EXERCISE DESCRIPTION: Find each line holding "name" and copy it out.
>>>
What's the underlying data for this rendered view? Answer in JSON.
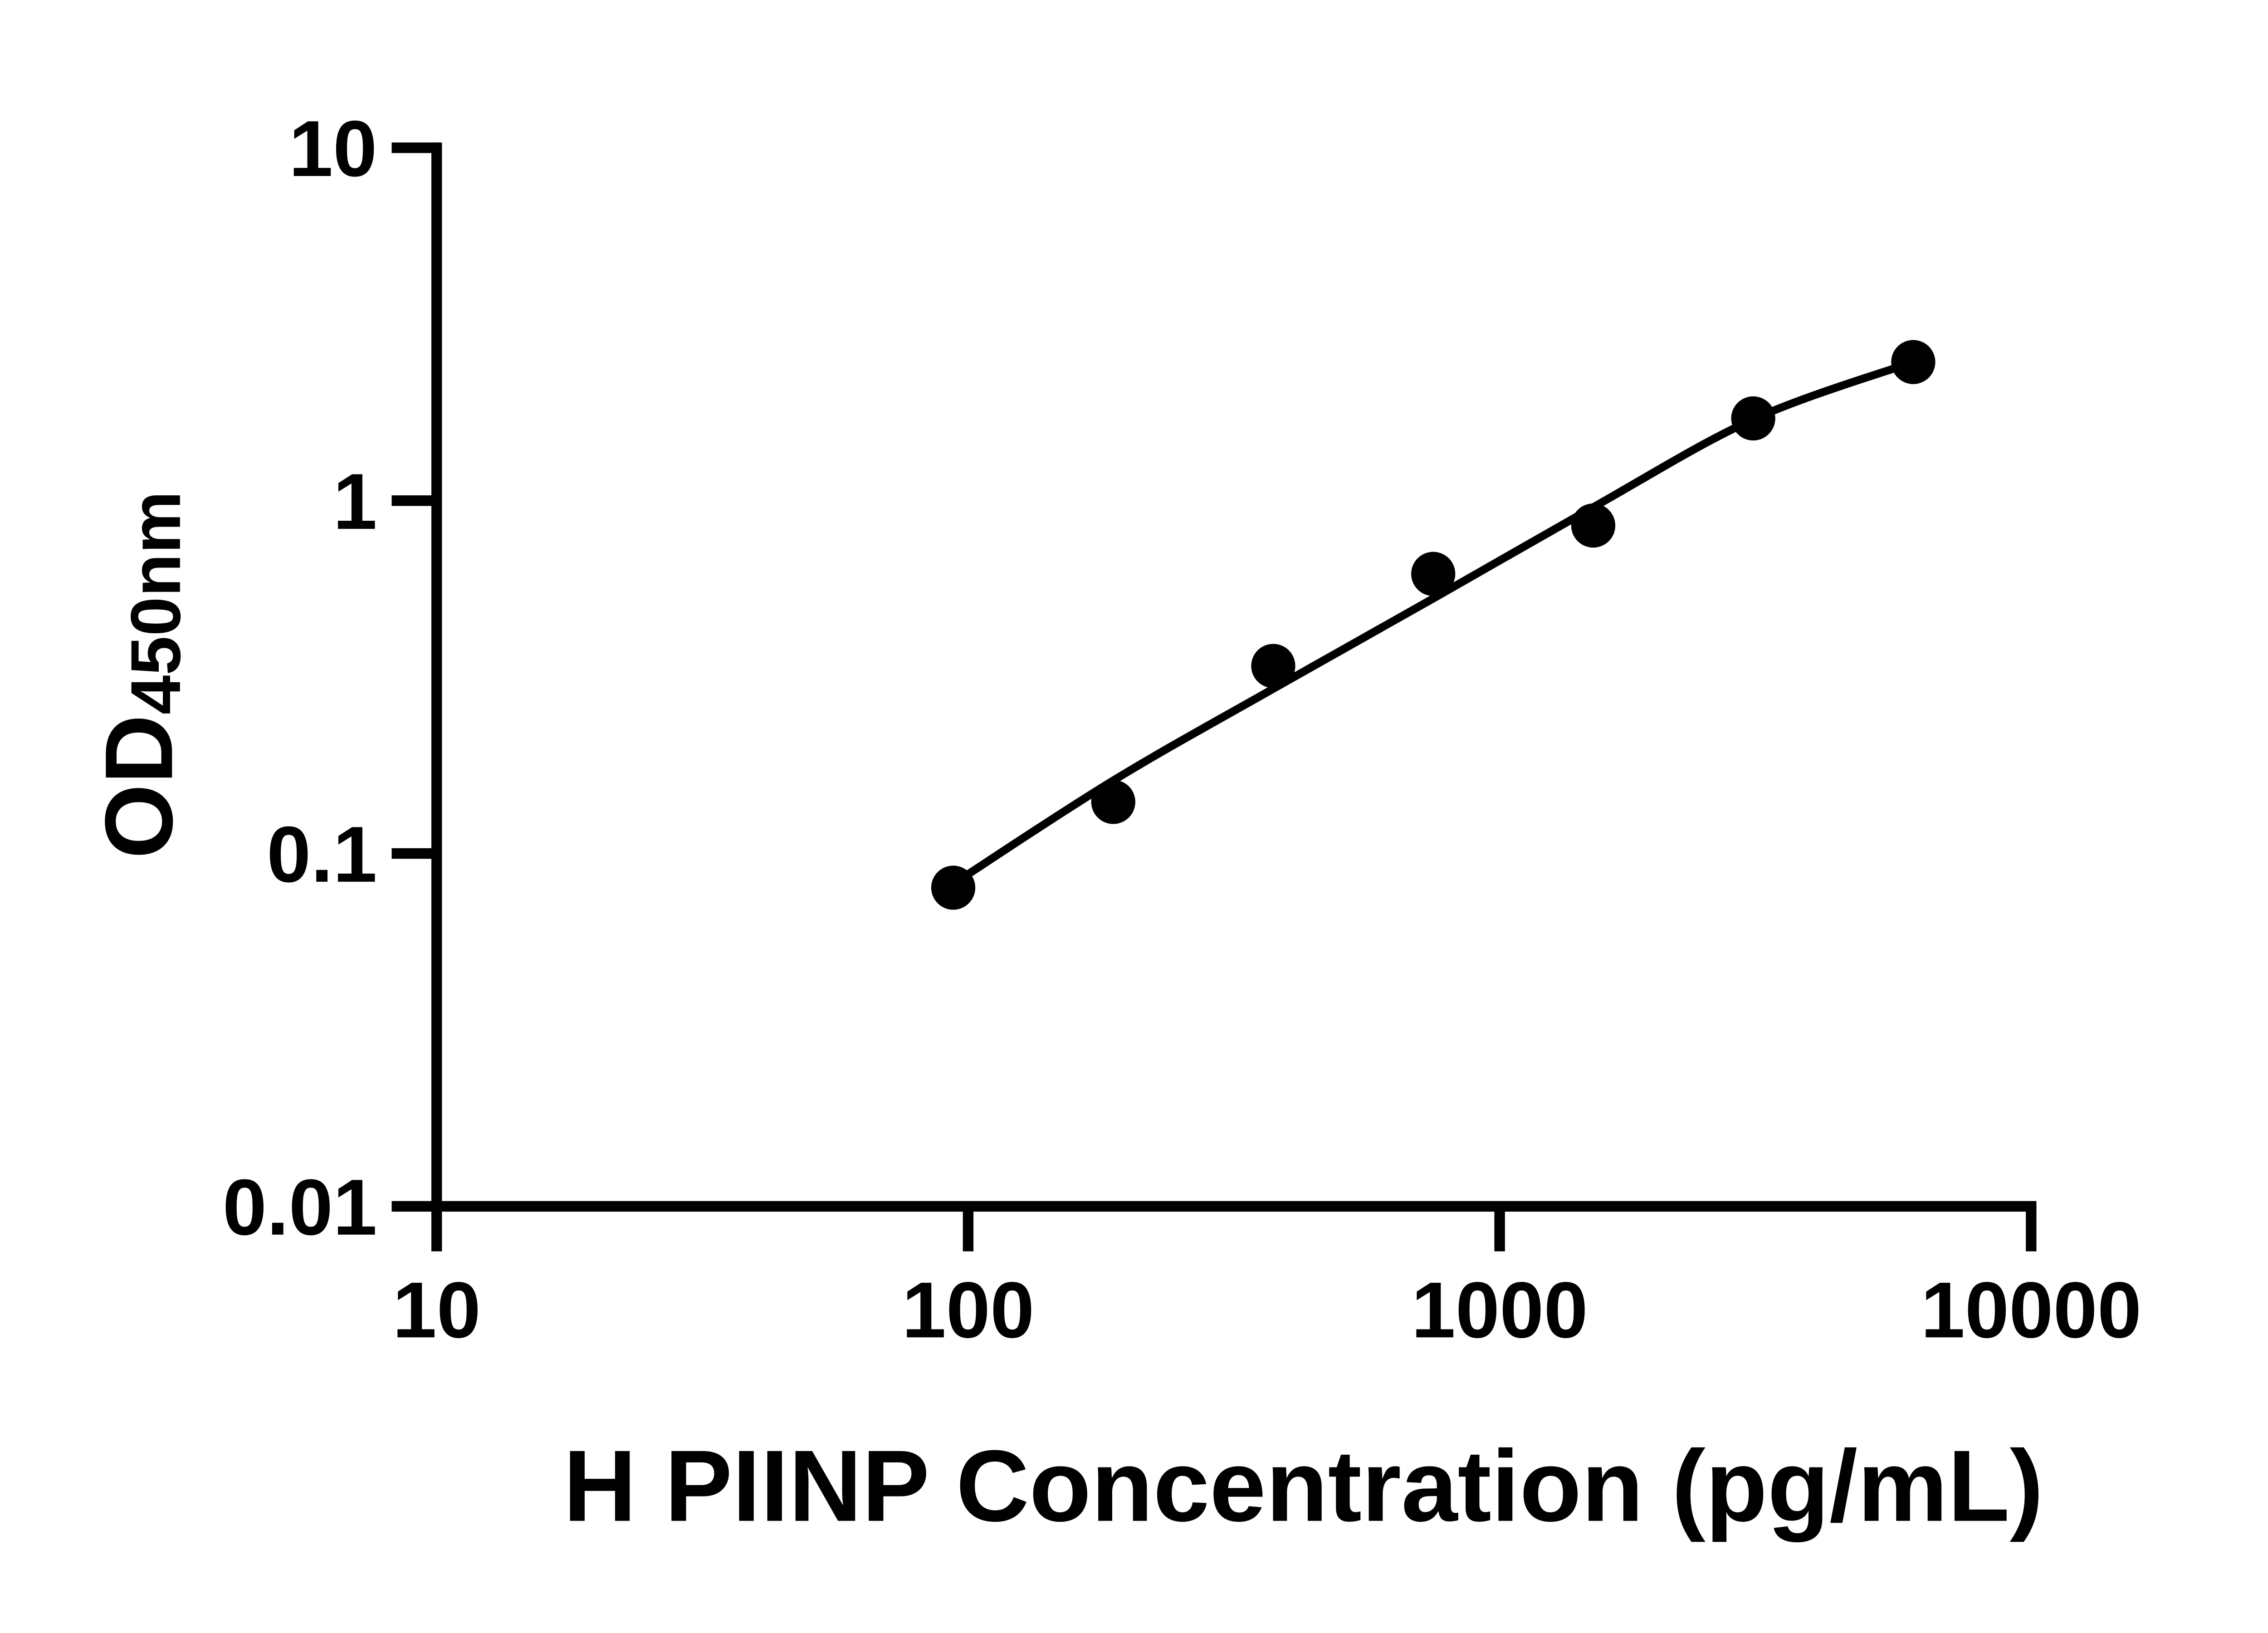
{
  "figure": {
    "background_color": "#ffffff",
    "ink_color": "#000000",
    "description": "ELISA standard curve, log-log scatter plot with fitted curve"
  },
  "chart_data": {
    "type": "scatter",
    "title": "",
    "xlabel": "H PIINP Concentration (pg/mL)",
    "ylabel_main": "OD",
    "ylabel_sub": "450nm",
    "x_scale": "log10",
    "y_scale": "log10",
    "xlim": [
      10,
      10000
    ],
    "ylim": [
      0.01,
      10
    ],
    "x_ticks": [
      10,
      100,
      1000,
      10000
    ],
    "x_tick_labels": [
      "10",
      "100",
      "1000",
      "10000"
    ],
    "y_ticks": [
      0.01,
      0.1,
      1,
      10
    ],
    "y_tick_labels": [
      "0.01",
      "0.1",
      "1",
      "10"
    ],
    "grid": false,
    "legend_position": "none",
    "series": [
      {
        "name": "standard",
        "marker": "filled-circle",
        "color": "#000000",
        "points": [
          {
            "conc": 93.75,
            "od": 0.08
          },
          {
            "conc": 187.5,
            "od": 0.14
          },
          {
            "conc": 375,
            "od": 0.34
          },
          {
            "conc": 750,
            "od": 0.62
          },
          {
            "conc": 1500,
            "od": 0.85
          },
          {
            "conc": 3000,
            "od": 1.71
          },
          {
            "conc": 6000,
            "od": 2.47
          }
        ]
      }
    ],
    "fit_curve": {
      "name": "four-parameter-logistic-fit",
      "color": "#000000",
      "points": [
        {
          "conc": 93.75,
          "od": 0.082
        },
        {
          "conc": 187.5,
          "od": 0.161
        },
        {
          "conc": 375,
          "od": 0.293
        },
        {
          "conc": 750,
          "od": 0.528
        },
        {
          "conc": 1500,
          "od": 0.958
        },
        {
          "conc": 3000,
          "od": 1.7
        },
        {
          "conc": 6000,
          "od": 2.47
        }
      ]
    }
  }
}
<<<
TASK OUTPUT:
        "name": "standard",
      "name": "four-parameter-logistic-fit",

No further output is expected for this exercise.